» EXERCISE DIRECTIONS:
Using the material that follows, identify and copy each line with the string "Create".

» SUPPLIED RECORDS:

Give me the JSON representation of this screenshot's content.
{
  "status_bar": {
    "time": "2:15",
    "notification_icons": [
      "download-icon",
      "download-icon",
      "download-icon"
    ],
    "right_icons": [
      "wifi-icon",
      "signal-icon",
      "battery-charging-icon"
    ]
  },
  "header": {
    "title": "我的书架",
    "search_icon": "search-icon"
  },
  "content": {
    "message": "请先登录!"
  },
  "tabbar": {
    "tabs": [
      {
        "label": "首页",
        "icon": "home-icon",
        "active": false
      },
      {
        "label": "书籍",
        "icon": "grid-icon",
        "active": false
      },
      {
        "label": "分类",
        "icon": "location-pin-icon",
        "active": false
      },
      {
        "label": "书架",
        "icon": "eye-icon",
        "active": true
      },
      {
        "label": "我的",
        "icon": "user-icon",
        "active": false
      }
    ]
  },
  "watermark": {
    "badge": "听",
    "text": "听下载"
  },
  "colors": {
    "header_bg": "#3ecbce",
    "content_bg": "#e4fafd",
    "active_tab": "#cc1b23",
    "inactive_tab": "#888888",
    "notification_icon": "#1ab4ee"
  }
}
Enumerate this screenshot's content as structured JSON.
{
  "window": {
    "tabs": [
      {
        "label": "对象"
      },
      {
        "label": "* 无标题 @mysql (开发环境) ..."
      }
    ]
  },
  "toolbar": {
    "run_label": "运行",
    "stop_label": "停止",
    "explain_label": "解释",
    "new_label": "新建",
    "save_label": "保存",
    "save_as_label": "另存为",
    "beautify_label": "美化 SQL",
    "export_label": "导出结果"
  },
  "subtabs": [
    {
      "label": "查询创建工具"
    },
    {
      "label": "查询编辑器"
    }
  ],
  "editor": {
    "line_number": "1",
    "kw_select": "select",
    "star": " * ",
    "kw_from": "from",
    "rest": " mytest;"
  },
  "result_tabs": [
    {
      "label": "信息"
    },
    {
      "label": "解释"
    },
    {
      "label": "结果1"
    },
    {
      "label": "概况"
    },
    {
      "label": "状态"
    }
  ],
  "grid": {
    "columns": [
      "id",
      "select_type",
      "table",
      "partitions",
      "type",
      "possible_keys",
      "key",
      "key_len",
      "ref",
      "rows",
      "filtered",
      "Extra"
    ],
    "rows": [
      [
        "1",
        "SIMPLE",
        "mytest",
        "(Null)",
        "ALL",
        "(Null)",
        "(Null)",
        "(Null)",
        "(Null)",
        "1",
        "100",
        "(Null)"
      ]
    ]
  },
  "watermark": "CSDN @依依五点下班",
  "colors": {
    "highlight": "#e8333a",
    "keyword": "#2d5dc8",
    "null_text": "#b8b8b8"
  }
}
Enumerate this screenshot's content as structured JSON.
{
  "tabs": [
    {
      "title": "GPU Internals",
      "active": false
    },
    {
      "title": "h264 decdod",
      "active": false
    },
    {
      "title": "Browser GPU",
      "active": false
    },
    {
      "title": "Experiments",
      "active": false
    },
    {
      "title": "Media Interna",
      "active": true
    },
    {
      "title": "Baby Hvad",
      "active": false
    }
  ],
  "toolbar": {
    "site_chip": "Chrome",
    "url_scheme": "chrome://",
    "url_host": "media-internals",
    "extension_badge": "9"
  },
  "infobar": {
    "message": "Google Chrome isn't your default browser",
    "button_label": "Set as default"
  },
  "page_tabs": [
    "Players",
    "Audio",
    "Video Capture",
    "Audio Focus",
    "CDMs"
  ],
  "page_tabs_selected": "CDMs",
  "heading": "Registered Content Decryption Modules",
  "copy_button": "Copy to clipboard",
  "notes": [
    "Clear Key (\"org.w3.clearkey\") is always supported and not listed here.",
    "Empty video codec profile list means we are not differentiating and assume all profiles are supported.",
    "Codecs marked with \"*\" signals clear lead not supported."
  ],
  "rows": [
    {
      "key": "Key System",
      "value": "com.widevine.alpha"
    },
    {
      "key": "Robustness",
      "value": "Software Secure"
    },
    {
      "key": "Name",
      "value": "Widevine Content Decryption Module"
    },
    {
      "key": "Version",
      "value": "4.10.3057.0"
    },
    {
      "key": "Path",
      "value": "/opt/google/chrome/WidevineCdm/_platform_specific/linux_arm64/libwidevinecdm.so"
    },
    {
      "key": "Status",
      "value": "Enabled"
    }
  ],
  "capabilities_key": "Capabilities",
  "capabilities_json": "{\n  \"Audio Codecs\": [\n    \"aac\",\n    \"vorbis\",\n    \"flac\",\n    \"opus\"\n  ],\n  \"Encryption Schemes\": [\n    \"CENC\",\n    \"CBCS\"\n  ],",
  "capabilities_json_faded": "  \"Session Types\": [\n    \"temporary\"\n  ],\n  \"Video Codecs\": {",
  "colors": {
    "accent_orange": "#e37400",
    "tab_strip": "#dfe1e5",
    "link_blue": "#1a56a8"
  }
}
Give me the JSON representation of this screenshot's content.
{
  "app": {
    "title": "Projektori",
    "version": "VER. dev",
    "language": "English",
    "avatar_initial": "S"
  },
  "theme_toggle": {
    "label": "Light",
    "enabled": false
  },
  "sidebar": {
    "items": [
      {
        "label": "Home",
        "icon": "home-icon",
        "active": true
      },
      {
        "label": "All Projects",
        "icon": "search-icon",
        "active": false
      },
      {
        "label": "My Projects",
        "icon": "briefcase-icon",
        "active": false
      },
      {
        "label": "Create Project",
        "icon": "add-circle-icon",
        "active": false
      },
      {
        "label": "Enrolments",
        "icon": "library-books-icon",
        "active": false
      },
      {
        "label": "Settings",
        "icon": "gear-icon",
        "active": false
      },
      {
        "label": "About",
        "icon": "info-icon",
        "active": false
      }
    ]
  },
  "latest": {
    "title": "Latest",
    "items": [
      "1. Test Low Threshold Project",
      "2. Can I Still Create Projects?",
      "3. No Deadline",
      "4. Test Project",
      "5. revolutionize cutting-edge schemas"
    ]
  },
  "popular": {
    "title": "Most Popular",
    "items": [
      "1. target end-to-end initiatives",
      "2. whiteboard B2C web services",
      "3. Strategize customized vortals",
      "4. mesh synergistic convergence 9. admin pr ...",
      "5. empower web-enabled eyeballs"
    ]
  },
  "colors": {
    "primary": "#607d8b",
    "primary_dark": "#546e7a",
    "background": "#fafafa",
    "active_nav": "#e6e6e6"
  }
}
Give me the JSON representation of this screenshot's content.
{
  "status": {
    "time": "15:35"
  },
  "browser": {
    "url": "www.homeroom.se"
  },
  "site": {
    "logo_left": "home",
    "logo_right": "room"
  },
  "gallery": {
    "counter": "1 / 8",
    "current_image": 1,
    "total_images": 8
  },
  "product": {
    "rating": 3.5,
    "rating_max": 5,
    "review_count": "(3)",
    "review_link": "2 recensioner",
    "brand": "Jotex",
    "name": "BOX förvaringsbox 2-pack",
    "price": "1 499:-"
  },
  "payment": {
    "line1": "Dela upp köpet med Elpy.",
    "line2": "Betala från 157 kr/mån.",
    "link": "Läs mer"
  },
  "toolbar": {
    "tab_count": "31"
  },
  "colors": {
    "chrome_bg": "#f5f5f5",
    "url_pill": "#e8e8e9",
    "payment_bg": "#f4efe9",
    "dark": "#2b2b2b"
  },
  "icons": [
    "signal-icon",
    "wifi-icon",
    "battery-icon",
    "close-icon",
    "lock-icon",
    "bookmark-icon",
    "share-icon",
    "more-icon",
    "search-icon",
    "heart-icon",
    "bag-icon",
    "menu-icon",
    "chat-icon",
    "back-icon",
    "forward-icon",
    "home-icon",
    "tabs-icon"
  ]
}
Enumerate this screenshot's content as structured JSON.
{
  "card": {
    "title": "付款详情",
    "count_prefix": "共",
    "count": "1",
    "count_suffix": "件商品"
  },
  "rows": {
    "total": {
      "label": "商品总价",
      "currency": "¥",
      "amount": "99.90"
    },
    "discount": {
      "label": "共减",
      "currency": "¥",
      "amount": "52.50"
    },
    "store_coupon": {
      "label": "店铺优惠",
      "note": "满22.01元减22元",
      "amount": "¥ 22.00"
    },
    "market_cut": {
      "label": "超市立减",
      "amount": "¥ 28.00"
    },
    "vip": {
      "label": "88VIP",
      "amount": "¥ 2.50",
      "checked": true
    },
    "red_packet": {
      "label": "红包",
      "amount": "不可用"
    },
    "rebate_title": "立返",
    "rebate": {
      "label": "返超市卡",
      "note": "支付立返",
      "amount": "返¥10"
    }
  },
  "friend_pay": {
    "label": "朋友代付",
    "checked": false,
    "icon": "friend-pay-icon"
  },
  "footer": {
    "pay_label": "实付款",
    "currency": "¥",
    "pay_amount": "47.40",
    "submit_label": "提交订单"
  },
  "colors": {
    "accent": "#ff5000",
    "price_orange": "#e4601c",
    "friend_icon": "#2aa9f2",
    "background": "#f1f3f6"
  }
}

» SOLUTION:
        "label": "Create Project",
      "2. Can I Still Create Projects?",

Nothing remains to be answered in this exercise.